___ Listed entries

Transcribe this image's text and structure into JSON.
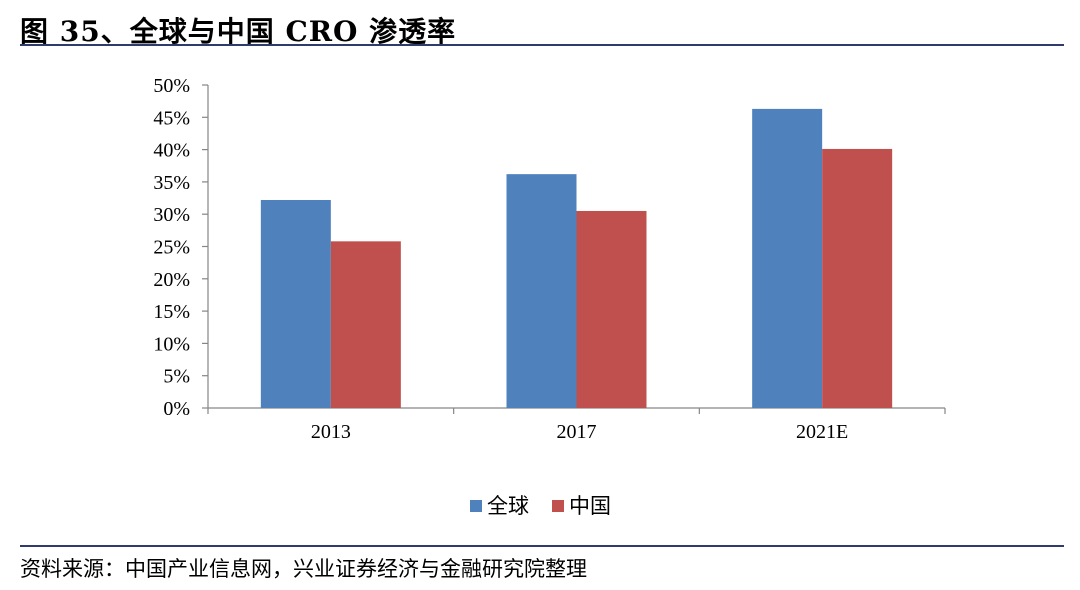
{
  "page": {
    "title": "图 35、全球与中国 CRO 渗透率",
    "source": "资料来源：中国产业信息网，兴业证券经济与金融研究院整理"
  },
  "chart_data": {
    "type": "bar",
    "categories": [
      "2013",
      "2017",
      "2021E"
    ],
    "series": [
      {
        "name": "全球",
        "values": [
          32.2,
          36.2,
          46.3
        ],
        "color": "#4f81bd"
      },
      {
        "name": "中国",
        "values": [
          25.8,
          30.5,
          40.1
        ],
        "color": "#c0504d"
      }
    ],
    "ylim": [
      0,
      50
    ],
    "yticks": [
      "0%",
      "5%",
      "10%",
      "15%",
      "20%",
      "25%",
      "30%",
      "35%",
      "40%",
      "45%",
      "50%"
    ],
    "legend_position": "bottom",
    "grid": false
  }
}
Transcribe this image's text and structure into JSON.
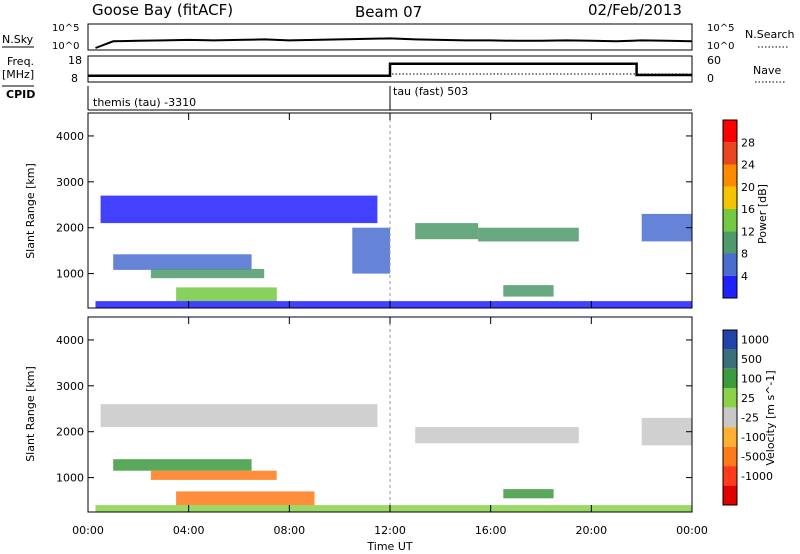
{
  "header": {
    "station": "Goose Bay (fitACF)",
    "beam": "Beam 07",
    "date": "02/Feb/2013"
  },
  "panels": {
    "nsky": {
      "left_label": "N.Sky",
      "right_label": "N.Search",
      "left_ticks": [
        "10^5",
        "10^0"
      ],
      "right_ticks": [
        "10^5",
        "10^0"
      ]
    },
    "freq": {
      "left_label": "Freq.",
      "left_unit": "[MHz]",
      "right_label": "Nave",
      "left_ticks": [
        "18",
        "8"
      ],
      "right_ticks": [
        "60",
        "0"
      ]
    },
    "cpid": {
      "label": "CPID",
      "segments": [
        {
          "start_hour": 0,
          "text": "themis (tau) -3310"
        },
        {
          "start_hour": 12,
          "text": "tau (fast) 503"
        }
      ]
    }
  },
  "power_panel": {
    "ylabel": "Slant Range [km]",
    "colorbar_label": "Power [dB]",
    "colorbar_ticks": [
      "28",
      "24",
      "20",
      "16",
      "12",
      "8",
      "4"
    ],
    "colorbar_colors": [
      "#ff0000",
      "#e8461e",
      "#ff8a00",
      "#f5c400",
      "#74c943",
      "#4e9a6b",
      "#4a6ed0",
      "#2020ff"
    ]
  },
  "velocity_panel": {
    "ylabel": "Slant Range [km]",
    "colorbar_label": "Velocity [m s^-1]",
    "colorbar_ticks": [
      "1000",
      "500",
      "100",
      "25",
      "-25",
      "-100",
      "-500",
      "-1000"
    ],
    "colorbar_colors": [
      "#2244aa",
      "#3a6e7a",
      "#3d9a3d",
      "#8ad24a",
      "#c8c8c8",
      "#ffb030",
      "#ff7a1a",
      "#ff3a1a",
      "#e00000"
    ]
  },
  "x_axis": {
    "label": "Time UT",
    "ticks": [
      "00:00",
      "04:00",
      "08:00",
      "12:00",
      "16:00",
      "20:00",
      "00:00"
    ]
  },
  "chart_data": [
    {
      "type": "line",
      "name": "N.Sky",
      "x_hours": [
        0.3,
        1,
        2,
        3,
        4,
        5,
        6,
        7,
        8,
        9,
        10,
        11,
        12,
        13,
        14,
        15,
        16,
        17,
        18,
        19,
        20,
        21,
        22,
        23,
        24
      ],
      "y_log10": [
        0.2,
        1.6,
        1.7,
        1.8,
        1.9,
        1.8,
        1.9,
        2.0,
        1.8,
        1.9,
        2.0,
        2.1,
        2.2,
        2.0,
        1.9,
        1.8,
        1.8,
        1.7,
        1.7,
        1.8,
        1.7,
        1.6,
        1.8,
        1.7,
        1.6
      ],
      "ylim_log10": [
        0,
        5
      ]
    },
    {
      "type": "line",
      "name": "Freq.",
      "x_hours": [
        0,
        12,
        21.8,
        24
      ],
      "y": [
        10.2,
        15.2,
        10.5,
        10.5
      ],
      "ylim": [
        8,
        18
      ]
    },
    {
      "type": "heatmap",
      "name": "Power",
      "ylim": [
        250,
        4500
      ],
      "xlim_hours": [
        0,
        24
      ],
      "bands": [
        {
          "x0": 0.5,
          "x1": 11.5,
          "y0": 2100,
          "y1": 2700,
          "value": 5
        },
        {
          "x0": 1.0,
          "x1": 6.5,
          "y0": 1080,
          "y1": 1420,
          "value": 8
        },
        {
          "x0": 2.5,
          "x1": 7.0,
          "y0": 900,
          "y1": 1100,
          "value": 14
        },
        {
          "x0": 3.5,
          "x1": 7.5,
          "y0": 400,
          "y1": 700,
          "value": 18
        },
        {
          "x0": 10.5,
          "x1": 12.0,
          "y0": 1000,
          "y1": 2000,
          "value": 10
        },
        {
          "x0": 13.0,
          "x1": 15.5,
          "y0": 1750,
          "y1": 2100,
          "value": 14
        },
        {
          "x0": 15.5,
          "x1": 19.5,
          "y0": 1700,
          "y1": 2000,
          "value": 12
        },
        {
          "x0": 16.5,
          "x1": 18.5,
          "y0": 500,
          "y1": 750,
          "value": 14
        },
        {
          "x0": 22.0,
          "x1": 24.0,
          "y0": 1700,
          "y1": 2300,
          "value": 10
        },
        {
          "x0": 0.3,
          "x1": 24.0,
          "y0": 250,
          "y1": 400,
          "value": 6
        }
      ]
    },
    {
      "type": "heatmap",
      "name": "Velocity",
      "ylim": [
        250,
        4500
      ],
      "xlim_hours": [
        0,
        24
      ],
      "bands": [
        {
          "x0": 0.5,
          "x1": 11.5,
          "y0": 2100,
          "y1": 2600,
          "value": 0
        },
        {
          "x0": 1.0,
          "x1": 6.5,
          "y0": 1150,
          "y1": 1400,
          "value": 80
        },
        {
          "x0": 2.5,
          "x1": 7.5,
          "y0": 950,
          "y1": 1150,
          "value": -150
        },
        {
          "x0": 3.5,
          "x1": 9.0,
          "y0": 400,
          "y1": 700,
          "value": -300
        },
        {
          "x0": 13.0,
          "x1": 19.5,
          "y0": 1750,
          "y1": 2100,
          "value": 0
        },
        {
          "x0": 16.5,
          "x1": 18.5,
          "y0": 550,
          "y1": 750,
          "value": 150
        },
        {
          "x0": 22.0,
          "x1": 24.0,
          "y0": 1700,
          "y1": 2300,
          "value": 0
        },
        {
          "x0": 0.3,
          "x1": 24.0,
          "y0": 250,
          "y1": 400,
          "value": 20
        }
      ]
    }
  ]
}
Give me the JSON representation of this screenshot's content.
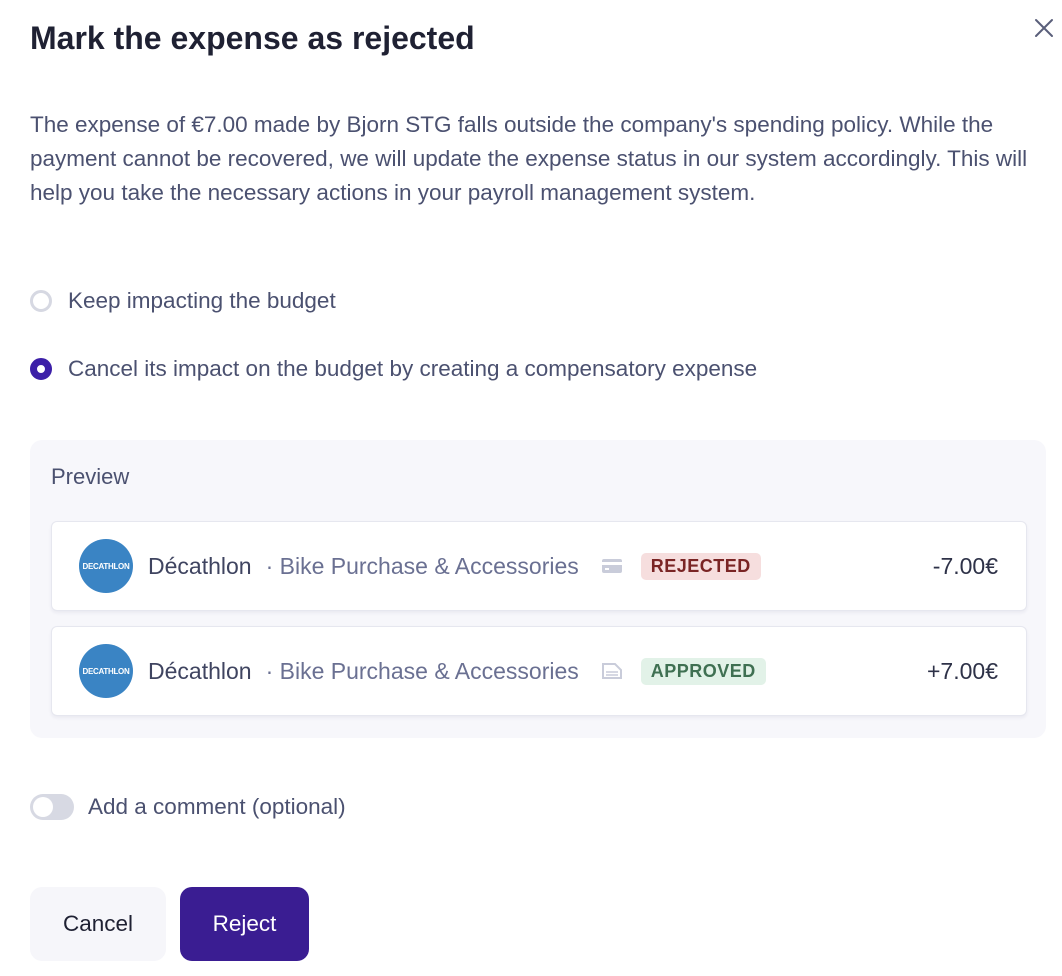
{
  "dialog": {
    "title": "Mark the expense as rejected",
    "description": "The expense of €7.00 made by Bjorn STG falls outside the company's spending policy. While the payment cannot be recovered, we will update the expense status in our system accordingly. This will help you take the necessary actions in your payroll management system.",
    "options": [
      {
        "label": "Keep impacting the budget",
        "selected": false
      },
      {
        "label": "Cancel its impact on the budget by creating a compensatory expense",
        "selected": true
      }
    ],
    "preview": {
      "label": "Preview",
      "rows": [
        {
          "logo_text": "DECATHLON",
          "merchant": "Décathlon",
          "description": "· Bike Purchase & Accessories",
          "icon": "credit-card-icon",
          "status": "REJECTED",
          "amount": "-7.00€"
        },
        {
          "logo_text": "DECATHLON",
          "merchant": "Décathlon",
          "description": "· Bike Purchase & Accessories",
          "icon": "receipt-icon",
          "status": "APPROVED",
          "amount": "+7.00€"
        }
      ]
    },
    "comment_toggle": {
      "label": "Add a comment (optional)",
      "on": false
    },
    "cancel_label": "Cancel",
    "reject_label": "Reject",
    "colors": {
      "accent": "#3a1d92",
      "rejected_bg": "#f6dede",
      "approved_bg": "#e2f2e8"
    }
  }
}
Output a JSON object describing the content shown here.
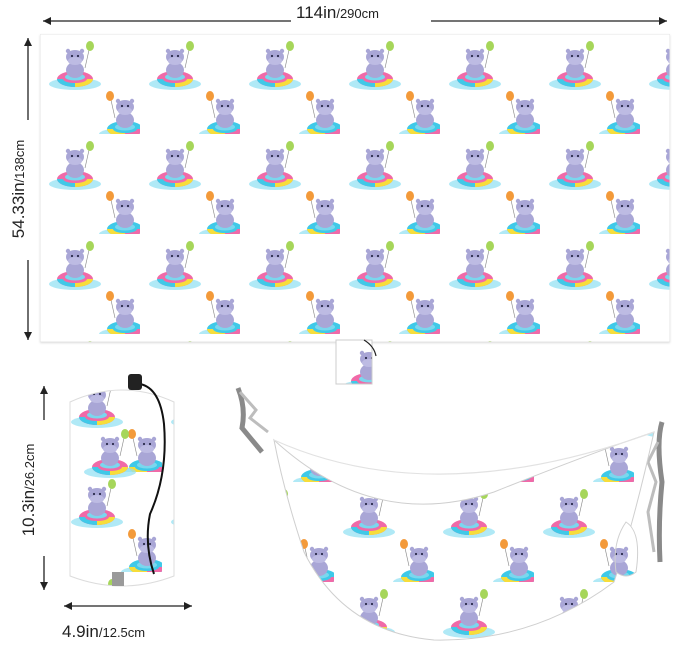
{
  "dimensions": {
    "width_label_in": "114in",
    "width_label_cm": "/290cm",
    "length_label_in": "54.33in",
    "length_label_cm": "/138cm",
    "bag_height_in": "10.3in",
    "bag_height_cm": "/26.2cm",
    "bag_width_in": "4.9in",
    "bag_width_cm": "/12.5cm"
  },
  "icons": {
    "pattern": "hippo-on-swim-ring-with-balloon",
    "bag": "drawstring-stuff-sack",
    "hammock": "hammock-with-straps"
  },
  "colors": {
    "hippo": "#a9a6d6",
    "water": "#41c8e6",
    "ring_pink": "#f06aa8",
    "ring_yellow": "#f7dd3a",
    "ring_cyan": "#3fc9e8",
    "balloon_green": "#a6d65a",
    "balloon_orange": "#f39a3a",
    "balloon_pink": "#f07aaa",
    "strap": "#7d7d7d"
  }
}
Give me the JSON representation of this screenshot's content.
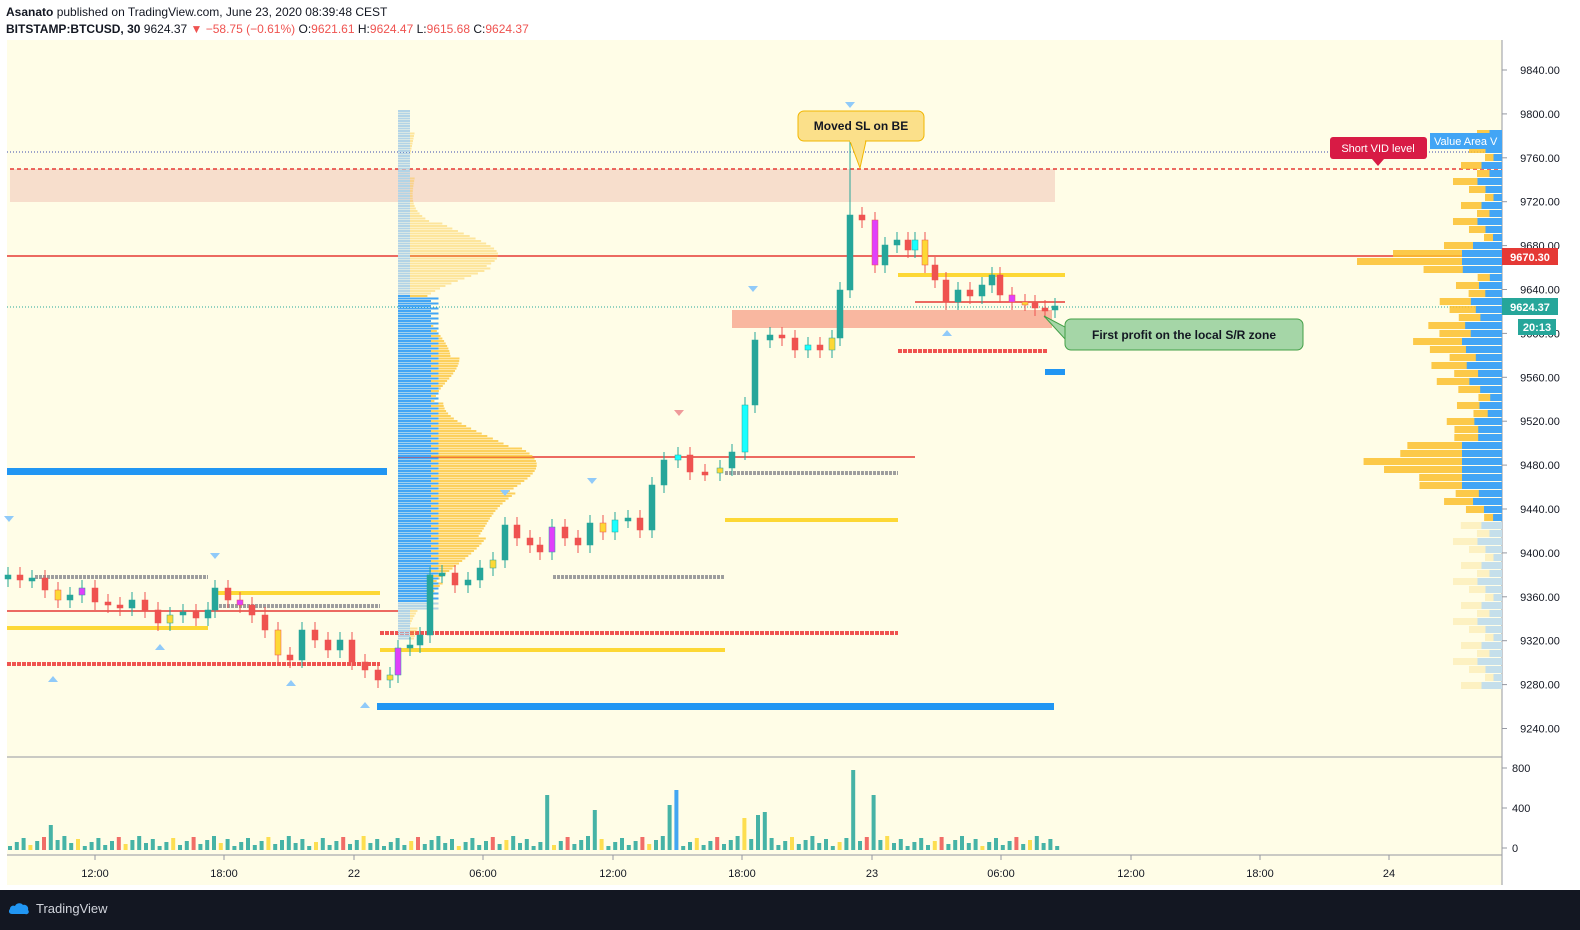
{
  "header": {
    "author": "Asanato",
    "published_text": "published on TradingView.com, June 23, 2020 08:39:48 CEST",
    "symbol": "BITSTAMP:BTCUSD, 30",
    "last_price": "9624.37",
    "change": "▼ −58.75 (−0.61%)",
    "o_label": "O:",
    "o_value": "9621.61",
    "h_label": "H:",
    "h_value": "9624.47",
    "l_label": "L:",
    "l_value": "9615.68",
    "c_label": "C:",
    "c_value": "9624.37"
  },
  "price_axis": {
    "ticks": [
      "9840.00",
      "9800.00",
      "9760.00",
      "9720.00",
      "9680.00",
      "9640.00",
      "9600.00",
      "9560.00",
      "9520.00",
      "9480.00",
      "9440.00",
      "9400.00",
      "9360.00",
      "9320.00",
      "9280.00",
      "9240.00"
    ],
    "marker_red": "9670.30",
    "marker_current": "9624.37",
    "marker_countdown": "20:13"
  },
  "volume_axis": {
    "ticks": [
      "800",
      "400",
      "0"
    ]
  },
  "time_axis": {
    "ticks": [
      "12:00",
      "18:00",
      "22",
      "06:00",
      "12:00",
      "18:00",
      "23",
      "06:00",
      "12:00",
      "18:00",
      "24"
    ]
  },
  "annotations": {
    "moved_sl": "Moved SL on BE",
    "first_profit": "First profit on the local S/R zone",
    "short_vid": "Short VID level",
    "value_area": "Value Area V"
  },
  "colors": {
    "background": "#fffde7",
    "up_candle": "#26a69a",
    "down_candle": "#ef5350",
    "red_line": "#e53935",
    "blue_profile": "#42a5f5",
    "yellow_profile": "#fbc02d",
    "callout_yellow": "#fbe08a",
    "callout_green": "#a5d6a7",
    "vid_badge": "#d81b45"
  },
  "footer": {
    "brand": "TradingView"
  }
}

______

Task goal =
Give the number of lines in the records that contain the string "title", and nothing besides.

Task output =
2